■ **Task requirements**
In the following material, identify every line holding the string "объекты" and return it.

■ **The input**
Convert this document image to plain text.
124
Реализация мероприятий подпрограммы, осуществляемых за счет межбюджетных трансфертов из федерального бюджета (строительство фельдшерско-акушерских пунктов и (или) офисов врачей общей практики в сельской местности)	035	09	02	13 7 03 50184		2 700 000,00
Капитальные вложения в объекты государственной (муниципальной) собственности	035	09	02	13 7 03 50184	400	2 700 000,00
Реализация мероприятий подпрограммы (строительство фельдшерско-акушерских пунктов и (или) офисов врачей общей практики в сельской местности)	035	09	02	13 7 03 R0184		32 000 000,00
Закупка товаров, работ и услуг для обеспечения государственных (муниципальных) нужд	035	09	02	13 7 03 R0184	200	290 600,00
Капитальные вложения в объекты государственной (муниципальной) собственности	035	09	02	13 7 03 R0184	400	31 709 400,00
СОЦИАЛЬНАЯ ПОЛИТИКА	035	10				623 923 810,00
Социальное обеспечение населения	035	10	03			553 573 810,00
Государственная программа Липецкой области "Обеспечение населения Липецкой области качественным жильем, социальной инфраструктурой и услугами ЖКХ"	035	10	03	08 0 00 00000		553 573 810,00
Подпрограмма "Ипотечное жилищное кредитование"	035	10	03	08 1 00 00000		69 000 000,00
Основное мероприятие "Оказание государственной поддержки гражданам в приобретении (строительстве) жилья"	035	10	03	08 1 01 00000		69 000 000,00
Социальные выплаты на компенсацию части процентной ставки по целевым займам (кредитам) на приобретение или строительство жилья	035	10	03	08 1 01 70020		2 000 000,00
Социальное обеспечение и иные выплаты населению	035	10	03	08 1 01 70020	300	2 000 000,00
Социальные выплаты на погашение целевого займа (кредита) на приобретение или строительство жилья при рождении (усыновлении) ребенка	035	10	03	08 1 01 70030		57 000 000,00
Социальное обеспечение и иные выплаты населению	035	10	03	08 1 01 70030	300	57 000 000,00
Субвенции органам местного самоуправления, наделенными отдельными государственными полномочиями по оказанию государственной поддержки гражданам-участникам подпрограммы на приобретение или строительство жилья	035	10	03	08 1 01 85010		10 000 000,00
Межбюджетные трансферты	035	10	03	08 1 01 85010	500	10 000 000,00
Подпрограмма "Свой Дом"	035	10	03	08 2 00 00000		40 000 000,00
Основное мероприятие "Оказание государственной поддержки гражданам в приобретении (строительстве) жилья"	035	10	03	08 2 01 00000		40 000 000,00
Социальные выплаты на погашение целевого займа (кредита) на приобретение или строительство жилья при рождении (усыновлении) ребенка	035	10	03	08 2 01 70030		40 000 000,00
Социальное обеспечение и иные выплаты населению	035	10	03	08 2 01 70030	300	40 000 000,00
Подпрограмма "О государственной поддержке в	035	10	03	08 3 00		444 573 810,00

■ **Final result**
Капитальные вложения в объекты государственной (муниципальной) собственности	035	09	02	13 7 03 50184	400	2 700 000,00
Капитальные вложения в объекты государственной (муниципальной) собственности	035	09	02	13 7 03 R0184	400	31 709 400,00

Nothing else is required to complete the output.